Take down each entry exactly as written.

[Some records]
***

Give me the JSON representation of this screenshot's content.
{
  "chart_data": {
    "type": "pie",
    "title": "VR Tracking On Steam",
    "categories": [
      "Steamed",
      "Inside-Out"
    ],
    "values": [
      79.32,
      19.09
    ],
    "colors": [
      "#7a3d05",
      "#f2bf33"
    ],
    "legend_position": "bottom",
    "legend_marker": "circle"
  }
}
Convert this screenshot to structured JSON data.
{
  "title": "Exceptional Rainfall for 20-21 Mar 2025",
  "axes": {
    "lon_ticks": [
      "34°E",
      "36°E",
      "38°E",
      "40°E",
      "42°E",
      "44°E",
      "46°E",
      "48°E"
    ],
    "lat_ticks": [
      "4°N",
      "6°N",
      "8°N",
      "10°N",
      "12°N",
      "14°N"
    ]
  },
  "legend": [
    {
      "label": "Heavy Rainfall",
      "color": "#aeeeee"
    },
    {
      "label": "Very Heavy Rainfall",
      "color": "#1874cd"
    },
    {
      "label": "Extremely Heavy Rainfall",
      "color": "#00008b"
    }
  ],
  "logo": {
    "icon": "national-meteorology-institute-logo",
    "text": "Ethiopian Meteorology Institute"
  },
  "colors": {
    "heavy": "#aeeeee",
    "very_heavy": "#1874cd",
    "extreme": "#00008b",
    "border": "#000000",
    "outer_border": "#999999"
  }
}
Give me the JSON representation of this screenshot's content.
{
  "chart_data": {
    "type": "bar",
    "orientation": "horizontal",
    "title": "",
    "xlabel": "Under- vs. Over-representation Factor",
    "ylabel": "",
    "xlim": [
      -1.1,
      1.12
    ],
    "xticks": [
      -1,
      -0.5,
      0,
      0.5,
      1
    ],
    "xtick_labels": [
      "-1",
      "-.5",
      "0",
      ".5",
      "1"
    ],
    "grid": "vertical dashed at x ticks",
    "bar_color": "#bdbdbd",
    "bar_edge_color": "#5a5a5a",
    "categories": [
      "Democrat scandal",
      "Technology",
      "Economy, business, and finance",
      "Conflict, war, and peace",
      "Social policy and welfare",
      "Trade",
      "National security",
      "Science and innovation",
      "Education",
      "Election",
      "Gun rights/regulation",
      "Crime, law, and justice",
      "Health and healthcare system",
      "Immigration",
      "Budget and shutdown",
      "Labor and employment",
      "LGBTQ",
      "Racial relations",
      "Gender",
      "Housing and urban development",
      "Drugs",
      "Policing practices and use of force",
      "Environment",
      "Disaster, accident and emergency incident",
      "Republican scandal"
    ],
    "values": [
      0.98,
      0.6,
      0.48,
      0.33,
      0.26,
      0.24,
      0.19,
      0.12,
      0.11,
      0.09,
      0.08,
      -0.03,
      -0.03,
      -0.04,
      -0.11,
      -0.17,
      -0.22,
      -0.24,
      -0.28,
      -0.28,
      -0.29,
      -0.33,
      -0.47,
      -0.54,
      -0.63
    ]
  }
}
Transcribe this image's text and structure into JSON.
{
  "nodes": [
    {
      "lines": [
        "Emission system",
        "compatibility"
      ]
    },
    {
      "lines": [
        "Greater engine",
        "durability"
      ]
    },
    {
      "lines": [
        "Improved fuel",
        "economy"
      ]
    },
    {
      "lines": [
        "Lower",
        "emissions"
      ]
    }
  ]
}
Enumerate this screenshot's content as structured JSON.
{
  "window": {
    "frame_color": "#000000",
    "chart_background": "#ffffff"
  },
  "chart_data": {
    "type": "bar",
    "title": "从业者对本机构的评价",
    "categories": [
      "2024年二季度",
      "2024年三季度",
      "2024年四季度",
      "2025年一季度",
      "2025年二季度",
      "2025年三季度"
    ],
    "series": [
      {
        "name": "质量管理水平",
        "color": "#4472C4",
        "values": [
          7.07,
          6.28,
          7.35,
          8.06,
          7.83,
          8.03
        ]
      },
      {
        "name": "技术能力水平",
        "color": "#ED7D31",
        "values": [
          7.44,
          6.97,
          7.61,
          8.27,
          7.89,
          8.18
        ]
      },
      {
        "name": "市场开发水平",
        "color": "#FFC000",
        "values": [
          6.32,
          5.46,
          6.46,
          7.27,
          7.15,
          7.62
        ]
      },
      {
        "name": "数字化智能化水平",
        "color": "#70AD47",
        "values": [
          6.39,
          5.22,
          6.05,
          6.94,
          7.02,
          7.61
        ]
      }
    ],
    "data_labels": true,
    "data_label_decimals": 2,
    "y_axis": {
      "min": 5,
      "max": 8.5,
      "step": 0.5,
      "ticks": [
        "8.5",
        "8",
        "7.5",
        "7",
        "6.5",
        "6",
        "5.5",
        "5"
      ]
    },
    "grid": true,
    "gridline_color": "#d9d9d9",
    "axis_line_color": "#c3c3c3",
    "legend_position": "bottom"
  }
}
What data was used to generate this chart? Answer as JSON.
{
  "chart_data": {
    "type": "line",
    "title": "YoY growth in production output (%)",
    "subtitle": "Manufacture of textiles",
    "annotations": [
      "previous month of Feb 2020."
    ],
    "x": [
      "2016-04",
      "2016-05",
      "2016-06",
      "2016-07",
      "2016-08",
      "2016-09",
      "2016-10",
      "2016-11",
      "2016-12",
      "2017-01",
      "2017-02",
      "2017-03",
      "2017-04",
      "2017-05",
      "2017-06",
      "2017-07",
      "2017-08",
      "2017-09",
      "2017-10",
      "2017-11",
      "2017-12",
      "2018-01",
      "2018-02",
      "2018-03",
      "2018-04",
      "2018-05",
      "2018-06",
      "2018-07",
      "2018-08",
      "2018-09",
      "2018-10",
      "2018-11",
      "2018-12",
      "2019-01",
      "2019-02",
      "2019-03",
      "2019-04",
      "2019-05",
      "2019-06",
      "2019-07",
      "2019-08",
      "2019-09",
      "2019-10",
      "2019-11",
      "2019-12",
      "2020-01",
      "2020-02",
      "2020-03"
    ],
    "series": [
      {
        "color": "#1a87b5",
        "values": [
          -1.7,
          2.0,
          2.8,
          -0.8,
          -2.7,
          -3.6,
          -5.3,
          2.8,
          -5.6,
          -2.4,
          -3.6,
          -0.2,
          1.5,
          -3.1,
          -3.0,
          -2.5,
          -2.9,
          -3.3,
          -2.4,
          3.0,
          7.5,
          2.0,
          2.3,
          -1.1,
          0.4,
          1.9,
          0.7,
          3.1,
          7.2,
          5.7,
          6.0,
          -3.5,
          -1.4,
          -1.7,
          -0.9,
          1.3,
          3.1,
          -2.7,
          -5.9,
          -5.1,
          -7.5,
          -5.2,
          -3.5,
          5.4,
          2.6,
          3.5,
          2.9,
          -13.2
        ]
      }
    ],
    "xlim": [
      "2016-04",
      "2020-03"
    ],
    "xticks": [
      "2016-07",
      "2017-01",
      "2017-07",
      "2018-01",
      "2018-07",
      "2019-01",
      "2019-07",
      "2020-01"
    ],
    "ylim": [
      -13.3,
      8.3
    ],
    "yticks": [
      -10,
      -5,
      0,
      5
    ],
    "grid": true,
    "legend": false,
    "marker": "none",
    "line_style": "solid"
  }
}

***

### WRITTEN ANSWER
Give me the JSON representation of this screenshot's content.
{
  "chart_data": {
    "type": "pie",
    "title": "VR Tracking On Steam",
    "categories": [
      "Steamed",
      "Inside-Out"
    ],
    "values": [
      79.32,
      19.09
    ],
    "colors": [
      "#7a3d05",
      "#f2bf33"
    ],
    "legend_position": "bottom",
    "legend_marker": "circle"
  }
}
Convert this screenshot to structured JSON data.
{
  "title": "Exceptional Rainfall for 20-21 Mar 2025",
  "axes": {
    "lon_ticks": [
      "34°E",
      "36°E",
      "38°E",
      "40°E",
      "42°E",
      "44°E",
      "46°E",
      "48°E"
    ],
    "lat_ticks": [
      "4°N",
      "6°N",
      "8°N",
      "10°N",
      "12°N",
      "14°N"
    ]
  },
  "legend": [
    {
      "label": "Heavy Rainfall",
      "color": "#aeeeee"
    },
    {
      "label": "Very Heavy Rainfall",
      "color": "#1874cd"
    },
    {
      "label": "Extremely Heavy Rainfall",
      "color": "#00008b"
    }
  ],
  "logo": {
    "icon": "national-meteorology-institute-logo",
    "text": "Ethiopian Meteorology Institute"
  },
  "colors": {
    "heavy": "#aeeeee",
    "very_heavy": "#1874cd",
    "extreme": "#00008b",
    "border": "#000000",
    "outer_border": "#999999"
  }
}
Give me the JSON representation of this screenshot's content.
{
  "chart_data": {
    "type": "bar",
    "orientation": "horizontal",
    "title": "",
    "xlabel": "Under- vs. Over-representation Factor",
    "ylabel": "",
    "xlim": [
      -1.1,
      1.12
    ],
    "xticks": [
      -1,
      -0.5,
      0,
      0.5,
      1
    ],
    "xtick_labels": [
      "-1",
      "-.5",
      "0",
      ".5",
      "1"
    ],
    "grid": "vertical dashed at x ticks",
    "bar_color": "#bdbdbd",
    "bar_edge_color": "#5a5a5a",
    "categories": [
      "Democrat scandal",
      "Technology",
      "Economy, business, and finance",
      "Conflict, war, and peace",
      "Social policy and welfare",
      "Trade",
      "National security",
      "Science and innovation",
      "Education",
      "Election",
      "Gun rights/regulation",
      "Crime, law, and justice",
      "Health and healthcare system",
      "Immigration",
      "Budget and shutdown",
      "Labor and employment",
      "LGBTQ",
      "Racial relations",
      "Gender",
      "Housing and urban development",
      "Drugs",
      "Policing practices and use of force",
      "Environment",
      "Disaster, accident and emergency incident",
      "Republican scandal"
    ],
    "values": [
      0.98,
      0.6,
      0.48,
      0.33,
      0.26,
      0.24,
      0.19,
      0.12,
      0.11,
      0.09,
      0.08,
      -0.03,
      -0.03,
      -0.04,
      -0.11,
      -0.17,
      -0.22,
      -0.24,
      -0.28,
      -0.28,
      -0.29,
      -0.33,
      -0.47,
      -0.54,
      -0.63
    ]
  }
}
Transcribe this image's text and structure into JSON.
{
  "nodes": [
    {
      "lines": [
        "Emission system",
        "compatibility"
      ]
    },
    {
      "lines": [
        "Greater engine",
        "durability"
      ]
    },
    {
      "lines": [
        "Improved fuel",
        "economy"
      ]
    },
    {
      "lines": [
        "Lower",
        "emissions"
      ]
    }
  ]
}
Enumerate this screenshot's content as structured JSON.
{
  "window": {
    "frame_color": "#000000",
    "chart_background": "#ffffff"
  },
  "chart_data": {
    "type": "bar",
    "title": "从业者对本机构的评价",
    "categories": [
      "2024年二季度",
      "2024年三季度",
      "2024年四季度",
      "2025年一季度",
      "2025年二季度",
      "2025年三季度"
    ],
    "series": [
      {
        "name": "质量管理水平",
        "color": "#4472C4",
        "values": [
          7.07,
          6.28,
          7.35,
          8.06,
          7.83,
          8.03
        ]
      },
      {
        "name": "技术能力水平",
        "color": "#ED7D31",
        "values": [
          7.44,
          6.97,
          7.61,
          8.27,
          7.89,
          8.18
        ]
      },
      {
        "name": "市场开发水平",
        "color": "#FFC000",
        "values": [
          6.32,
          5.46,
          6.46,
          7.27,
          7.15,
          7.62
        ]
      },
      {
        "name": "数字化智能化水平",
        "color": "#70AD47",
        "values": [
          6.39,
          5.22,
          6.05,
          6.94,
          7.02,
          7.61
        ]
      }
    ],
    "data_labels": true,
    "data_label_decimals": 2,
    "y_axis": {
      "min": 5,
      "max": 8.5,
      "step": 0.5,
      "ticks": [
        "8.5",
        "8",
        "7.5",
        "7",
        "6.5",
        "6",
        "5.5",
        "5"
      ]
    },
    "grid": true,
    "gridline_color": "#d9d9d9",
    "axis_line_color": "#c3c3c3",
    "legend_position": "bottom"
  }
}
What data was used to generate this chart? Answer as JSON.
{
  "chart_data": {
    "type": "line",
    "title": "YoY growth in production output (%)",
    "subtitle": "Manufacture of textiles",
    "annotations": [
      "previous month of Feb 2020."
    ],
    "x": [
      "2016-04",
      "2016-05",
      "2016-06",
      "2016-07",
      "2016-08",
      "2016-09",
      "2016-10",
      "2016-11",
      "2016-12",
      "2017-01",
      "2017-02",
      "2017-03",
      "2017-04",
      "2017-05",
      "2017-06",
      "2017-07",
      "2017-08",
      "2017-09",
      "2017-10",
      "2017-11",
      "2017-12",
      "2018-01",
      "2018-02",
      "2018-03",
      "2018-04",
      "2018-05",
      "2018-06",
      "2018-07",
      "2018-08",
      "2018-09",
      "2018-10",
      "2018-11",
      "2018-12",
      "2019-01",
      "2019-02",
      "2019-03",
      "2019-04",
      "2019-05",
      "2019-06",
      "2019-07",
      "2019-08",
      "2019-09",
      "2019-10",
      "2019-11",
      "2019-12",
      "2020-01",
      "2020-02",
      "2020-03"
    ],
    "series": [
      {
        "color": "#1a87b5",
        "values": [
          -1.7,
          2.0,
          2.8,
          -0.8,
          -2.7,
          -3.6,
          -5.3,
          2.8,
          -5.6,
          -2.4,
          -3.6,
          -0.2,
          1.5,
          -3.1,
          -3.0,
          -2.5,
          -2.9,
          -3.3,
          -2.4,
          3.0,
          7.5,
          2.0,
          2.3,
          -1.1,
          0.4,
          1.9,
          0.7,
          3.1,
          7.2,
          5.7,
          6.0,
          -3.5,
          -1.4,
          -1.7,
          -0.9,
          1.3,
          3.1,
          -2.7,
          -5.9,
          -5.1,
          -7.5,
          -5.2,
          -3.5,
          5.4,
          2.6,
          3.5,
          2.9,
          -13.2
        ]
      }
    ],
    "xlim": [
      "2016-04",
      "2020-03"
    ],
    "xticks": [
      "2016-07",
      "2017-01",
      "2017-07",
      "2018-01",
      "2018-07",
      "2019-01",
      "2019-07",
      "2020-01"
    ],
    "ylim": [
      -13.3,
      8.3
    ],
    "yticks": [
      -10,
      -5,
      0,
      5
    ],
    "grid": true,
    "legend": false,
    "marker": "none",
    "line_style": "solid"
  }
}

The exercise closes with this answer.